→ SHORT EXERCISE 1: Reproduce the records below, swapping every "x-tick-label" for "x-axis-label" and leaving everything else unchanged.

— start GIVEN TEXT —

The utter refusal to take any accountability on the part of a man who calls himself “head coach” is never not going to be jarring. It drives me a little more insane each time he nonchalantly shirks the existence of the concept of accountability on a whim in a press conference. For years you’re taught that “the buck stops here” with head coaches. I’ve never seen a coach embody, nay boast, a mentality that is the polar opposite of “the buck stops here” the way Kidd does. That this man is still one of 30 head coaches employed by the most elite basketball league the world ‘round is a sick, perverse joke.
But he was right about one thing. Kidd’s guys better be able to move forward pretty quickly, because they’ll likely play a better version of the same team Monday afternoon as the Mavs (23-17) and Pels (24-16) square off for the final time this season in a Martin Luther King Jr. Day featured game. So here are three things Mavs fans can put a little trust in ahead of this sneaky-crucial game as trust in this team’s “fearless leader” runs thin.
Defending more firepower
The Mavericks have shown no ability to slow down rookie sharp-shooter Jordan Hawkins out of UCONN in the teams’ last two matchups. He has torched the Mavs for 59 combined points in those two Pelicans’ wins, including a season- and career-high 34 points on Saturday. He shot 6-of-12 from 3-point range on Saturday and has combined for 11-of-24 shooting from deep in his last two against Dallas.
Well strap in, Mavs fans, because the Dallas defense is likely to have to deal with at least one, and possibly all four of the missing Pelicans who sat out Saturday with “injuries” because we can’t say “rest.” Depending on how much additional firepower the Mavs can add to their active roster as well, we may be in for a shootout this time around.
Luka Dončić, Dereck Lively II and Dante Exum all missed Saturday’s game due to injury, but Dončić and Lively were deemed “questionable” before Saturday’s game, so there is some hope they may be able to go Monday. It’s murkier for Exum, who has missed the Mavs’ last five games with a heel contusion.
Irving is still an alpha dog
If there were any questions about Kyrie Irving’s status as an apex predator in the NBA, his January stat line would like a word. In seven games back from his heel injury, Irving is averaging 30.3 points, 7.4 rebounds and more than five assists per game, and that includes his first game back, a 14-point clunker against the Jazz on New Years Day. In the last three with Dončić out due to injury, Irving has gone off for a line north of 35/7/7.

— end GIVEN TEXT —
— start PROVIDED RECORDS —

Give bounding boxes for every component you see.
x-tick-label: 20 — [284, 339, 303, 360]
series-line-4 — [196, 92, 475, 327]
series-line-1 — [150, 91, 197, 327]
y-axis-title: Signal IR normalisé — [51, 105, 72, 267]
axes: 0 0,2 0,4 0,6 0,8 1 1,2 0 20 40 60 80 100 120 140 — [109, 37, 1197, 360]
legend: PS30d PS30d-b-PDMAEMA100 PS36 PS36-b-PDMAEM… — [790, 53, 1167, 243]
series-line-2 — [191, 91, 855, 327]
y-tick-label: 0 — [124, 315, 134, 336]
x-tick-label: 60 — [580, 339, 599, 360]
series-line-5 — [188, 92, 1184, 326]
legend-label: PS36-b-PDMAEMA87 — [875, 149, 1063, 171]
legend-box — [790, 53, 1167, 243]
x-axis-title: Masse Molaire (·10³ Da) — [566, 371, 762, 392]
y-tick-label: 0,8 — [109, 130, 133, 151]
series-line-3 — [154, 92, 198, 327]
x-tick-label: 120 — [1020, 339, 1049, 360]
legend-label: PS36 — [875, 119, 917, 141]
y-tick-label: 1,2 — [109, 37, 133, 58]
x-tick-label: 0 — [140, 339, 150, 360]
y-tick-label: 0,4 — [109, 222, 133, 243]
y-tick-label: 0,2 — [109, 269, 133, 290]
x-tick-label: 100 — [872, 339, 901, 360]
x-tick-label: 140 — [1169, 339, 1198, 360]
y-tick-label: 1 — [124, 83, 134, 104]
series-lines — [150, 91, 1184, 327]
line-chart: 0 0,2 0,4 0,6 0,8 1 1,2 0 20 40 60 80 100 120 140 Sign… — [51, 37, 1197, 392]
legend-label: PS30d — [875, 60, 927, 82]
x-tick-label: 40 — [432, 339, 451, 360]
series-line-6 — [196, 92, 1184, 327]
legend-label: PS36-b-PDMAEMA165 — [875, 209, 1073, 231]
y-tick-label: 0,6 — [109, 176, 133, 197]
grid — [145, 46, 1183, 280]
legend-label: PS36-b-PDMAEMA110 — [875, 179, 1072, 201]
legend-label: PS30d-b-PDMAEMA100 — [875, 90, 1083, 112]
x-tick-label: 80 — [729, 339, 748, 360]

— end PROVIDED RECORDS —

→ SHORT EXERCISE 2: According to the Mavericks game preview, how many points did Jordan Hawkins score against Dallas on Saturday?

→ EXPECTED OUTPUT 1:
Give bounding boxes for every component you see.
x-axis-label: 20 — [284, 339, 303, 360]
series-line-4 — [196, 92, 475, 327]
series-line-1 — [150, 91, 197, 327]
y-axis-title: Signal IR normalisé — [51, 105, 72, 267]
axes: 0 0,2 0,4 0,6 0,8 1 1,2 0 20 40 60 80 100 120 140 — [109, 37, 1197, 360]
legend: PS30d PS30d-b-PDMAEMA100 PS36 PS36-b-PDMAEM… — [790, 53, 1167, 243]
series-line-2 — [191, 91, 855, 327]
y-tick-label: 0 — [124, 315, 134, 336]
x-axis-label: 60 — [580, 339, 599, 360]
series-line-5 — [188, 92, 1184, 326]
legend-label: PS36-b-PDMAEMA87 — [875, 149, 1063, 171]
legend-box — [790, 53, 1167, 243]
x-axis-title: Masse Molaire (·10³ Da) — [566, 371, 762, 392]
y-tick-label: 0,8 — [109, 130, 133, 151]
series-line-3 — [154, 92, 198, 327]
x-axis-label: 120 — [1020, 339, 1049, 360]
legend-label: PS36 — [875, 119, 917, 141]
y-tick-label: 1,2 — [109, 37, 133, 58]
x-axis-label: 0 — [140, 339, 150, 360]
y-tick-label: 0,4 — [109, 222, 133, 243]
y-tick-label: 0,2 — [109, 269, 133, 290]
x-axis-label: 100 — [872, 339, 901, 360]
x-axis-label: 140 — [1169, 339, 1198, 360]
y-tick-label: 1 — [124, 83, 134, 104]
series-lines — [150, 91, 1184, 327]
line-chart: 0 0,2 0,4 0,6 0,8 1 1,2 0 20 40 60 80 100 120 140 Sign… — [51, 37, 1197, 392]
legend-label: PS30d — [875, 60, 927, 82]
x-axis-label: 40 — [432, 339, 451, 360]
series-line-6 — [196, 92, 1184, 327]
legend-label: PS36-b-PDMAEMA165 — [875, 209, 1073, 231]
y-tick-label: 0,6 — [109, 176, 133, 197]
grid — [145, 46, 1183, 280]
legend-label: PS36-b-PDMAEMA110 — [875, 179, 1072, 201]
legend-label: PS30d-b-PDMAEMA100 — [875, 90, 1083, 112]
x-axis-label: 80 — [729, 339, 748, 360]

→ EXPECTED OUTPUT 2: 34 points, a season- and career-high.